#### TASK GOAL:
Using the listing below, please gather every line containing the word "Betriebsstandorte".

#### GIVEN DATA:
——————————
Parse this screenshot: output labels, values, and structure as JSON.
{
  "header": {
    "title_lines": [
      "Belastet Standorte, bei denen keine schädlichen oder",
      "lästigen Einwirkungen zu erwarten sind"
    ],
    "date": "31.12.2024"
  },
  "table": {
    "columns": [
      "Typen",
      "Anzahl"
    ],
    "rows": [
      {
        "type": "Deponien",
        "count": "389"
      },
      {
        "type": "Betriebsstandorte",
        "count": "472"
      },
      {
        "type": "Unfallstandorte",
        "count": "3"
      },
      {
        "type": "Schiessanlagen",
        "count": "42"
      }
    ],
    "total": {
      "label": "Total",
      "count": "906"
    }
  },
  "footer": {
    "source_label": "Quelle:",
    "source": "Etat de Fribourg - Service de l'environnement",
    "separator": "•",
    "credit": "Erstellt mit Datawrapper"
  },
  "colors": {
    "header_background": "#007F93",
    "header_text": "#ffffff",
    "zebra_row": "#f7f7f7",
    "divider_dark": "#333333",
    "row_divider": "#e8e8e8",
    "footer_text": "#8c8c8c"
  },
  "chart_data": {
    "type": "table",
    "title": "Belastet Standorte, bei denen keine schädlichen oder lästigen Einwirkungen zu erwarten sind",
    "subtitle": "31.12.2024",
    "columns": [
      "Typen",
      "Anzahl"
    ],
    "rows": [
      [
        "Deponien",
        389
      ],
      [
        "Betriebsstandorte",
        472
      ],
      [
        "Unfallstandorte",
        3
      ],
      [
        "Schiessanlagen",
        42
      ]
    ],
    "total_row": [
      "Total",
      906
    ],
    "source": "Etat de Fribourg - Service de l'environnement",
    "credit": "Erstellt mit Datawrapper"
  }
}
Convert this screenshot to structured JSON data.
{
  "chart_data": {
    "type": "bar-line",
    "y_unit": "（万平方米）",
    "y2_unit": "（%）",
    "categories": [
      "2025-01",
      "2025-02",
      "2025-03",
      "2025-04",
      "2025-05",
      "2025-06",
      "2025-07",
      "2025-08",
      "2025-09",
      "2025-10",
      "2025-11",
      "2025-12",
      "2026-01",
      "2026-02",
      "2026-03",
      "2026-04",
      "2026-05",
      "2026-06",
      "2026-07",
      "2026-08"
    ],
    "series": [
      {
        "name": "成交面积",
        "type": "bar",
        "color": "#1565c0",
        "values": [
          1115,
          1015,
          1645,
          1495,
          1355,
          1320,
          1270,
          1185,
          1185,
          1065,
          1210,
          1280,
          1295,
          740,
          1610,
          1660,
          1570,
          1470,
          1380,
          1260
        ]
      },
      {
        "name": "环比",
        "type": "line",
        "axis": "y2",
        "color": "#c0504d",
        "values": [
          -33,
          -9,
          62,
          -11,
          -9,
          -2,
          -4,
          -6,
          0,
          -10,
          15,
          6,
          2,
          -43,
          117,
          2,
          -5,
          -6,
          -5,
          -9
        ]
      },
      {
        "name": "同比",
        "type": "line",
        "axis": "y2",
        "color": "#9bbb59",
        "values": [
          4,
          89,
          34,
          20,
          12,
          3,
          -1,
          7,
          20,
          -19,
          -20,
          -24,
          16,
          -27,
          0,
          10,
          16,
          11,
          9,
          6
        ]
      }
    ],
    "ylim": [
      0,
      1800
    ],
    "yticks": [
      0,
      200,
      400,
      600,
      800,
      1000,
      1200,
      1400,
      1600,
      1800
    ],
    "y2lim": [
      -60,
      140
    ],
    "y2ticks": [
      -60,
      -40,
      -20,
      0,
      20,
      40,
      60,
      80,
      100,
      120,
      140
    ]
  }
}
——————————
#### COMPLETE RESPONSE:
        "type": "Betriebsstandorte",
        "Betriebsstandorte",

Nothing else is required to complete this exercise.